▶ [TASK TO CARRY OUT]:
Scan the following material for the string "个人中心" and copy each line in which it appears.

▶ [DATA EXCERPTS]:
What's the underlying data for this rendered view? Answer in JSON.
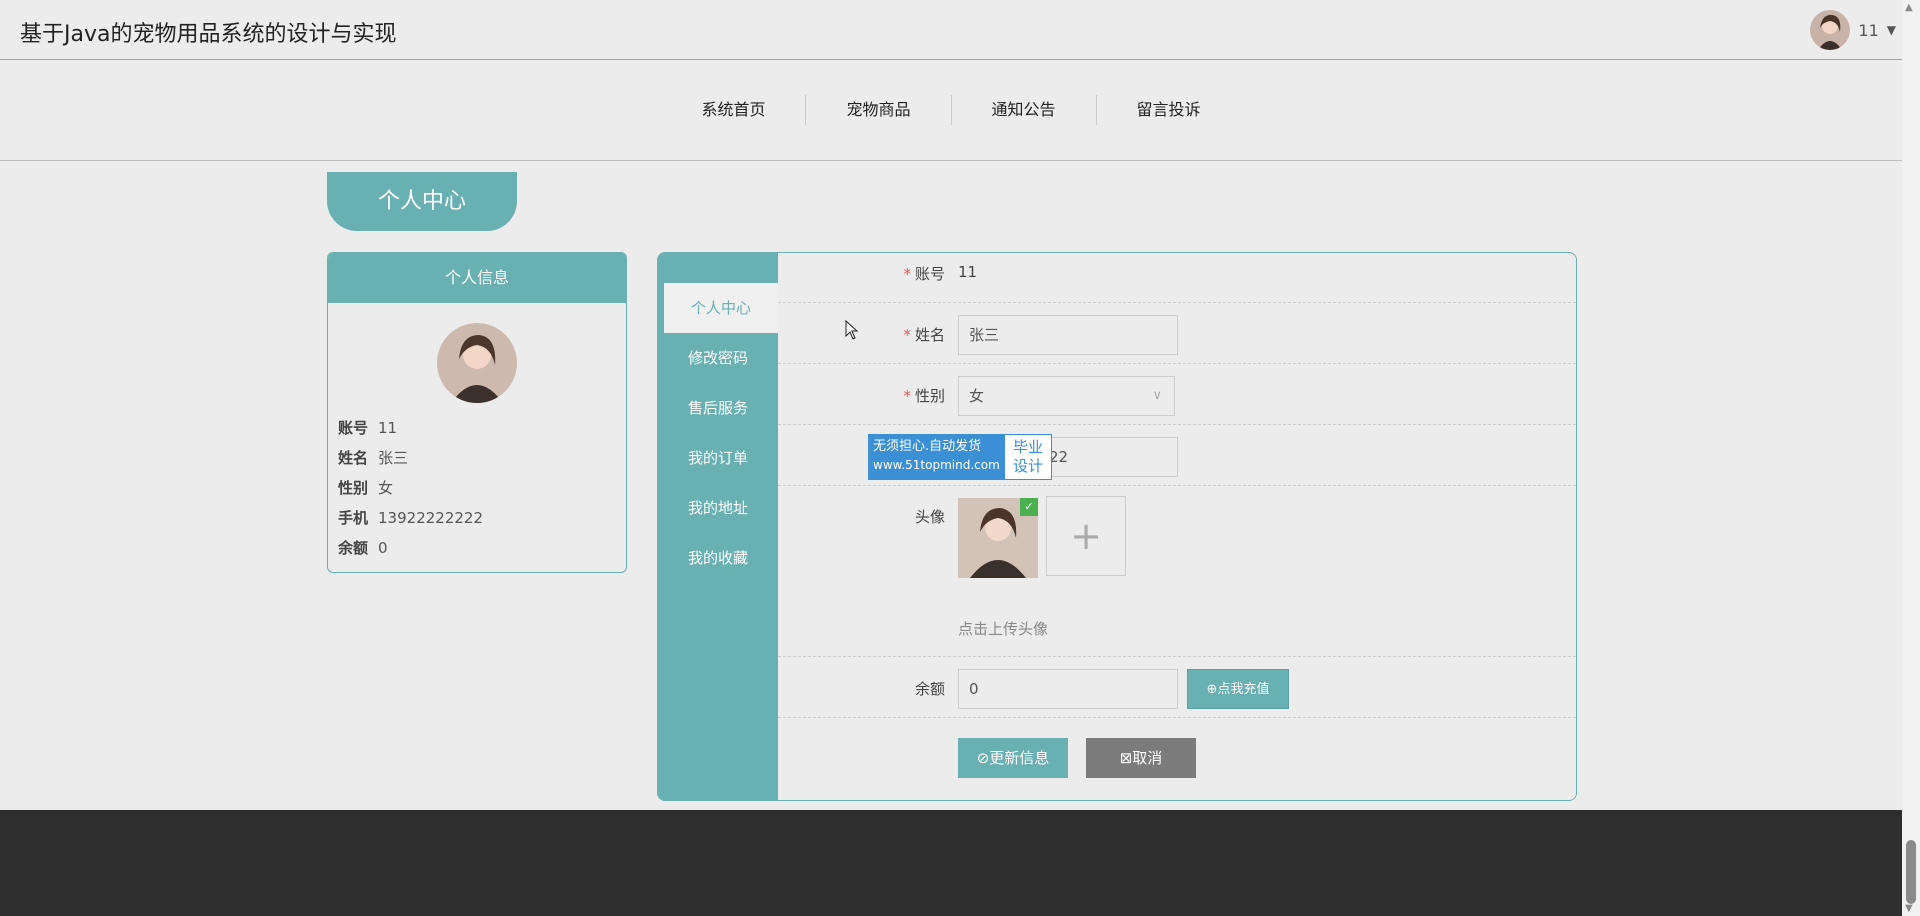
{
  "header": {
    "title": "基于Java的宠物用品系统的设计与实现",
    "user_name": "11"
  },
  "nav": {
    "items": [
      "系统首页",
      "宠物商品",
      "通知公告",
      "留言投诉"
    ]
  },
  "section_title": "个人中心",
  "info_card": {
    "title": "个人信息",
    "rows": [
      {
        "label": "账号",
        "value": "11"
      },
      {
        "label": "姓名",
        "value": "张三"
      },
      {
        "label": "性别",
        "value": "女"
      },
      {
        "label": "手机",
        "value": "13922222222"
      },
      {
        "label": "余额",
        "value": "0"
      }
    ]
  },
  "side_menu": {
    "items": [
      "个人中心",
      "修改密码",
      "售后服务",
      "我的订单",
      "我的地址",
      "我的收藏"
    ],
    "active": "个人中心"
  },
  "form": {
    "account_label": "账号",
    "account_value": "11",
    "name_label": "姓名",
    "name_value": "张三",
    "gender_label": "性别",
    "gender_value": "女",
    "phone_value_partial": "22",
    "avatar_label": "头像",
    "upload_hint": "点击上传头像",
    "balance_label": "余额",
    "balance_value": "0",
    "recharge_button": "点我充值",
    "update_button": "更新信息",
    "cancel_button": "取消"
  },
  "watermark": {
    "line1": "无须担心.自动发货",
    "url": "www.51topmind.com",
    "right1": "毕业",
    "right2": "设计"
  },
  "colors": {
    "accent": "#69b0b3",
    "footer": "#2e2e2e",
    "cancel": "#7b7b7b"
  }
}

▶ [WRITTEN RESPONSE]:
  "section_title": "个人中心",
      "个人中心",
    "active": "个人中心"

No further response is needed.